### Exercises to complete
A: Copy the passage of the book review below that runs between "For those whose" and "baking seems daunting.", inclusive.
B: Using the book review below, say whether each statement agrees with it, answering yes or no and quoting the deciding words: (i) the book's publisher is Riverhead Hardcover; (ii) the book runs 320 pages; (iii) the review quotes the author describing herself as someone who uses the term "BFF" ironically.

### Source text
Friendkeeping: A Field Guide to the People You Love, Hate, and Can’t Live Without

Image of Friendkeeping: A Field Guide to the People You Love, Hate, and Can't Live Without
Author(s): 
Release Date: 
October 25, 2012
Publisher/Imprint: 
Riverhead Hardcover
Pages: 
240
Reviewed by: 

“Friendkeeping is a Hallmark card of a book.”

Perhaps more than anything else, Friendkeeping, the chipper new study of the bonds that bind us by Julie Klam, reminds of the eternal gulf between the sexes. No book this year, save Fifty Shades of Grey, has seemed so clearly targeted for a female readership. No other book has made this reader feel as alien—as much of an apparently unfeeling and unaware lug—as this book has.

As here:

“Lasting friendships are a kind of miracle, but one that can’t be neglected. They need nurturing and thought, caring, and even a bit of preparation for the conflicts and challenges that arise. Friendship might be free, but it requires a real, solid investment. And you know, the occasional baked good never hurt.”

For those whose requirement for friendship involves political likemindedness and an appreciation of both “Honey Boo Boo” and The Walking Dead, the notion that friendship involves both miracles and baking seems daunting.

But that’s how our author sees it.

And she expresses her opinion in language combining an overweening romanticism and a dizzying sense of awe:

“One of the truly amazing things about a friendship is it’s something you and this person have created for yourselves together. You have to build it. You don’t get friends automatically like you do family members, and there is a good deal of work in these relationships of choice.”

Uh. Okay.

Perhaps it is just as simple as whether or not Friendkeeping and Julie Klam’s rather relentless way of stating and restating her thesis (“I’m a middle-aged person who uses the term ‘BFF’ without irony.”) again and again is your particular cup of tea.

### Stored rows
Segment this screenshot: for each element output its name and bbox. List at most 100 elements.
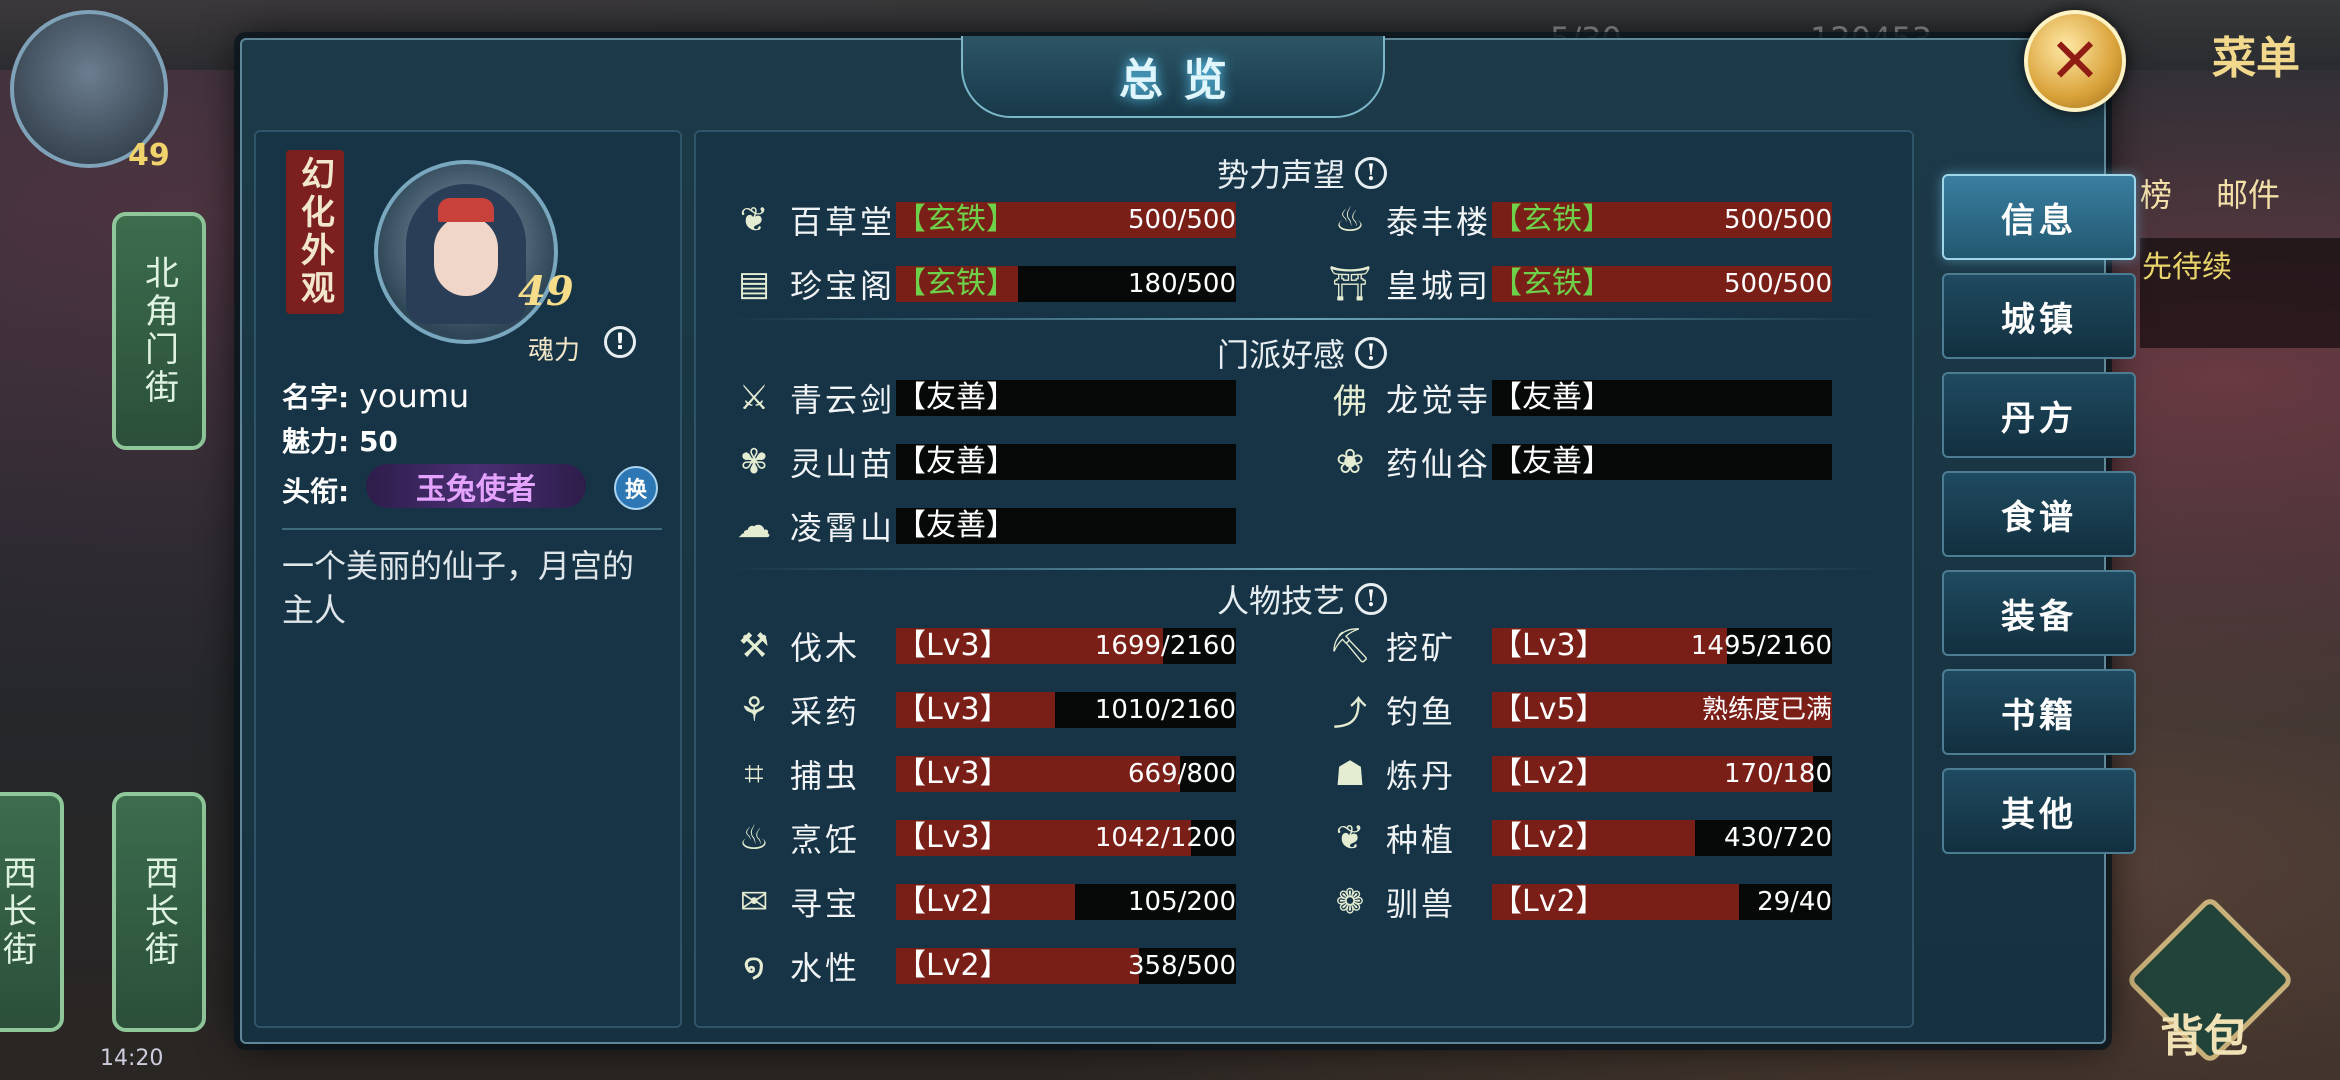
skills-name: 驯兽 — [1386, 885, 1457, 923]
skills-progress-bar: 【Lv2】 170/180 — [1492, 756, 1832, 792]
swap-title-button[interactable]: 换 — [614, 466, 658, 510]
cauldron-icon: ☗ — [1334, 754, 1366, 794]
section-sect: 门派好感 ! — [1216, 330, 1388, 376]
reputation-row: ⛩ 皇城司 — [1326, 262, 1491, 306]
reputation-row: ♨ 泰丰楼 — [1326, 198, 1491, 242]
reputation-row: ▤ 珍宝阁 — [730, 262, 895, 306]
skills-name: 钓鱼 — [1386, 693, 1457, 731]
reputation-tag: 【玄铁】 — [1492, 266, 1612, 301]
reputation-name: 泰丰楼 — [1386, 203, 1492, 241]
name-label: 名字: — [282, 381, 350, 414]
charm-value: 50 — [358, 425, 398, 458]
sects-name: 药仙谷 — [1386, 445, 1492, 483]
tab-3[interactable]: 食谱 — [1942, 471, 2136, 557]
skills-tag: 【Lv3】 — [896, 628, 1010, 663]
section-sect-title: 门派好感 — [1216, 336, 1346, 374]
sects-row: ❀ 药仙谷 — [1326, 440, 1491, 484]
street-sign-north[interactable]: 北角门街 — [112, 212, 206, 450]
skills-name: 伐木 — [790, 629, 861, 667]
status-time: 14:20 — [100, 1046, 164, 1071]
tab-1[interactable]: 城镇 — [1942, 273, 2136, 359]
cloud-icon: ☁ — [737, 506, 771, 546]
skills-progress-bar: 【Lv3】 1495/2160 — [1492, 628, 1832, 664]
tab-4[interactable]: 装备 — [1942, 570, 2136, 656]
skills-value: 1495/2160 — [1690, 631, 1832, 661]
soul-info-icon[interactable]: ! — [604, 326, 636, 358]
character-portrait[interactable] — [374, 160, 558, 344]
skills-value: 358/500 — [1127, 951, 1236, 981]
skills-name: 种植 — [1386, 821, 1457, 859]
reputation-info-icon[interactable]: ! — [1355, 157, 1388, 189]
sprout-icon: ❦ — [1335, 818, 1365, 858]
skills-value: 熟练度已满 — [1701, 695, 1832, 725]
wave-icon: ໑ — [743, 946, 765, 986]
sects-tag: 【友善】 — [1492, 380, 1612, 415]
skills-row: ⌗ 捕虫 — [730, 752, 860, 796]
skills-progress-bar: 【Lv2】 29/40 — [1492, 884, 1832, 920]
skills-row: ☗ 炼丹 — [1326, 752, 1456, 796]
skills-progress-bar: 【Lv3】 1042/1200 — [896, 820, 1236, 856]
reputation-progress-bar: 【玄铁】 500/500 — [896, 202, 1236, 238]
soul-power-label: 魂力 — [528, 336, 581, 366]
quest-tracker[interactable]: 先待续 — [2140, 238, 2340, 348]
skills-row: ❁ 驯兽 — [1326, 880, 1456, 924]
sects-progress-bar: 【友善】 — [1492, 444, 1832, 480]
sects-name: 凌霄山 — [790, 509, 896, 547]
skills-row: ໑ 水性 — [730, 944, 860, 988]
appearance-button[interactable]: 幻化外观 — [286, 150, 344, 314]
name-value: youmu — [358, 377, 470, 415]
skills-progress-bar: 【Lv2】 430/720 — [1492, 820, 1832, 856]
leaf-icon: ❦ — [739, 200, 769, 240]
sects-progress-bar: 【友善】 — [896, 380, 1236, 416]
skills-name: 采药 — [790, 693, 861, 731]
skills-progress-bar: 【Lv3】 1010/2160 — [896, 692, 1236, 728]
reputation-value: 500/500 — [1723, 205, 1832, 235]
street-sign-west-1[interactable]: 西长街 — [0, 792, 64, 1032]
skills-name: 挖矿 — [1386, 629, 1457, 667]
bag-label[interactable]: 背包 — [2160, 1000, 2248, 1064]
sects-tag: 【友善】 — [896, 444, 1016, 479]
divider — [730, 318, 1880, 320]
skills-value: 430/720 — [1723, 823, 1832, 853]
reputation-name: 皇城司 — [1386, 267, 1492, 305]
skills-progress-bar: 【Lv2】 105/200 — [896, 884, 1236, 920]
tab-0[interactable]: 信息 — [1942, 174, 2136, 260]
skills-row: ✉ 寻宝 — [730, 880, 860, 924]
tab-2[interactable]: 丹方 — [1942, 372, 2136, 458]
section-reputation-title: 势力声望 — [1216, 156, 1346, 194]
title-label: 头衔: — [282, 475, 350, 508]
tab-6[interactable]: 其他 — [1942, 768, 2136, 854]
close-button[interactable]: ✕ — [2024, 10, 2126, 112]
reputation-value: 500/500 — [1127, 205, 1236, 235]
sect-info-icon[interactable]: ! — [1355, 337, 1388, 369]
section-skills-title: 人物技艺 — [1216, 582, 1346, 620]
skills-name: 捕虫 — [790, 757, 861, 795]
reputation-tag: 【玄铁】 — [896, 202, 1016, 237]
sects-name: 龙觉寺 — [1386, 381, 1492, 419]
menu-button[interactable]: 菜单 — [2212, 22, 2300, 86]
skills-row: ⤴ 钓鱼 — [1326, 688, 1457, 734]
title-badge: 玉兔使者 — [366, 464, 586, 508]
skills-value: 105/200 — [1127, 887, 1236, 917]
character-description: 一个美丽的仙子，月宫的主人 — [282, 547, 635, 629]
sects-progress-bar: 【友善】 — [896, 508, 1236, 544]
reputation-name: 珍宝阁 — [790, 267, 896, 305]
skills-tag: 【Lv3】 — [1492, 628, 1606, 663]
skills-name: 寻宝 — [790, 885, 861, 923]
skills-tag: 【Lv2】 — [1492, 820, 1606, 855]
skills-info-icon[interactable]: ! — [1355, 583, 1388, 615]
ranking-button[interactable]: 榜 — [2140, 170, 2172, 216]
scroll-icon: ✉ — [739, 882, 769, 922]
skills-value: 170/180 — [1723, 759, 1832, 789]
skills-tag: 【Lv2】 — [1492, 756, 1606, 791]
skills-tag: 【Lv3】 — [896, 692, 1010, 727]
reputation-value: 180/500 — [1127, 269, 1236, 299]
reputation-tag: 【玄铁】 — [896, 266, 1016, 301]
chest-icon: ▤ — [737, 264, 771, 304]
mail-button[interactable]: 邮件 — [2216, 170, 2280, 216]
dialog-title-plate: 总览 — [961, 36, 1385, 118]
reputation-tag: 【玄铁】 — [1492, 202, 1612, 237]
street-sign-west-2[interactable]: 西长街 — [112, 792, 206, 1032]
axe-icon: ⚒ — [738, 626, 770, 666]
tab-5[interactable]: 书籍 — [1942, 669, 2136, 755]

### Answers to the exercises
A:
For those whose requirement for friendship involves political likemindedness and an appreciation of both “Honey Boo Boo” and The Walking Dead, the notion that friendship involves both miracles and baking seems daunting.

B:
(i) Yes: "Riverhead Hardcover"
(ii) No: "240"
(iii) No: "I’m a middle-aged person who uses the term ‘BFF’ without irony."